What to work on
Identify the lines holding "населению" and copy them.

-------- Listed entries --------

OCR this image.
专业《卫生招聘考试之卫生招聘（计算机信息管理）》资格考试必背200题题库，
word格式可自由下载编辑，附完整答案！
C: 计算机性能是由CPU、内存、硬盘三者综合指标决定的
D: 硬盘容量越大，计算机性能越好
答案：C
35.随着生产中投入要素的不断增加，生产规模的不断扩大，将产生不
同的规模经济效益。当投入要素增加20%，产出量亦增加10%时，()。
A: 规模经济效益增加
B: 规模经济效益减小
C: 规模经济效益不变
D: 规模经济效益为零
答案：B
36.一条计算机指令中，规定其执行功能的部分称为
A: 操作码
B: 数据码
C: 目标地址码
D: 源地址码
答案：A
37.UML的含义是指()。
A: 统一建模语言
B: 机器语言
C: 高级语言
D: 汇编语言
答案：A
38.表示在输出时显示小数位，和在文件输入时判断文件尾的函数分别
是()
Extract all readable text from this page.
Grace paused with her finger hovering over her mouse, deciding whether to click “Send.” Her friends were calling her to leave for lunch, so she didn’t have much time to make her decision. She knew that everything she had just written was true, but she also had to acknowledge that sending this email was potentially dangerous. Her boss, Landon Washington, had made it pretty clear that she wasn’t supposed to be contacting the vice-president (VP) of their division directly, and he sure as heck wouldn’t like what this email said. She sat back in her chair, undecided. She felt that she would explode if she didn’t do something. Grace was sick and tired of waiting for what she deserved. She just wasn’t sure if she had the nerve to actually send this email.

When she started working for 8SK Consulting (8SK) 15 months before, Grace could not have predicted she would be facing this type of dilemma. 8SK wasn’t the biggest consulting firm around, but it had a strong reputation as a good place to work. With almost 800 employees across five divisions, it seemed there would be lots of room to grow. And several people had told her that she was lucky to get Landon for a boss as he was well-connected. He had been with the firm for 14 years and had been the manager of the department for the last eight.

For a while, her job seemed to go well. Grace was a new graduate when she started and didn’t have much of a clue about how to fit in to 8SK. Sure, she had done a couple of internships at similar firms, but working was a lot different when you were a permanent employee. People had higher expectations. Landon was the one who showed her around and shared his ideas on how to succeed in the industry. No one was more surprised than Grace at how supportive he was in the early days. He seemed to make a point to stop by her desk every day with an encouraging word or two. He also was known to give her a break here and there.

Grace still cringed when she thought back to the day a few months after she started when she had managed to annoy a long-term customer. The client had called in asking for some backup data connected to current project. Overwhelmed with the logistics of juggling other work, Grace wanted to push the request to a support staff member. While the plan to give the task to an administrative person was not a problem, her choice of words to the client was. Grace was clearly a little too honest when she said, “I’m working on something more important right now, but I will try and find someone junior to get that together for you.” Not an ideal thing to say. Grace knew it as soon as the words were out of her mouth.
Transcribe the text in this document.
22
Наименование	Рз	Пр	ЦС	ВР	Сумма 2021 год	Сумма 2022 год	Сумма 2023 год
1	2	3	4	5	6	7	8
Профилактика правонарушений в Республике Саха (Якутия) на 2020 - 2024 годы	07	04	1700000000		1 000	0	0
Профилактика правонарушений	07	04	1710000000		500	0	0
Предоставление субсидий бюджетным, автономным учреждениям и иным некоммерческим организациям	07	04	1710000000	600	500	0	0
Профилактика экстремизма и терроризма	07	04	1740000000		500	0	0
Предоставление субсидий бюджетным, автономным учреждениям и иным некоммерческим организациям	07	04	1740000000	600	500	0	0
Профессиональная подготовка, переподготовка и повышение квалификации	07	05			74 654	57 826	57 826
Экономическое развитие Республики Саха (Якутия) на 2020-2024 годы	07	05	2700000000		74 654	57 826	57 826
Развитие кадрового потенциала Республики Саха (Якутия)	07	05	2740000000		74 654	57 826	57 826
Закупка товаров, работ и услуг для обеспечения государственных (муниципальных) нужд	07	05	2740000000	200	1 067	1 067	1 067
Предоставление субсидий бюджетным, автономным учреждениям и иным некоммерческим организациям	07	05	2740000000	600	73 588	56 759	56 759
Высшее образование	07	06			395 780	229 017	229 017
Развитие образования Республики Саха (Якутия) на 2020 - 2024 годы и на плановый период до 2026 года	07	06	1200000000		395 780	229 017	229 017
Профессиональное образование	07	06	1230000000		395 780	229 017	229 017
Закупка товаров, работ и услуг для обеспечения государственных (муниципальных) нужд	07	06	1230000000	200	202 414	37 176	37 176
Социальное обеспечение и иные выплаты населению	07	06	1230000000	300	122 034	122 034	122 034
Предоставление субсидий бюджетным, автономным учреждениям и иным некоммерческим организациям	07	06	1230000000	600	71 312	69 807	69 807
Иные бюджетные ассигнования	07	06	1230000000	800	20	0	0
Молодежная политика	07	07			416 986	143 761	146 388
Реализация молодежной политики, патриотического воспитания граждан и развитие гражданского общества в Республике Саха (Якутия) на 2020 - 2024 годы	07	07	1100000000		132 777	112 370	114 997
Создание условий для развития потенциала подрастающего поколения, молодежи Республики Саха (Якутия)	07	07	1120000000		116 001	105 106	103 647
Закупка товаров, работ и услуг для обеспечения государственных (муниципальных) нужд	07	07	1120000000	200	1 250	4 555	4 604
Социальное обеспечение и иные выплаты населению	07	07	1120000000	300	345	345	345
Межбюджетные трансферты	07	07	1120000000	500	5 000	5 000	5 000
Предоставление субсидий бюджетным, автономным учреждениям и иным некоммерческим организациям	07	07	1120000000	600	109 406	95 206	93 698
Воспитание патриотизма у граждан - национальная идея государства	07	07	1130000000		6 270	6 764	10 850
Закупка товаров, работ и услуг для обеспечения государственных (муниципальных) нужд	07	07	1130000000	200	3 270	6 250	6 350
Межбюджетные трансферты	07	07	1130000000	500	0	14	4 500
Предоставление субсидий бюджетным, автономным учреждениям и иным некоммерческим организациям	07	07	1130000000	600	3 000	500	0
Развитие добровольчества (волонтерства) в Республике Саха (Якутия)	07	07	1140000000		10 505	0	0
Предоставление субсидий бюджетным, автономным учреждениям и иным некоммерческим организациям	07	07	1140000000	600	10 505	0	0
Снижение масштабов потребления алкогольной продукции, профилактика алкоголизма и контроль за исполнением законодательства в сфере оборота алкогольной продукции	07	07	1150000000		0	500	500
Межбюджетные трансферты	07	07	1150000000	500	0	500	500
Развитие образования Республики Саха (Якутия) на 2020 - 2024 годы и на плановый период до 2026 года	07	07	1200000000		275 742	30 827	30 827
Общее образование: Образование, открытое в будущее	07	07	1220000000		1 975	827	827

--------

Answer for the task
Социальное обеспечение и иные выплаты населению	07	06	1230000000	300	122 034	122 034	122 034
Социальное обеспечение и иные выплаты населению	07	07	1120000000	300	345	345	345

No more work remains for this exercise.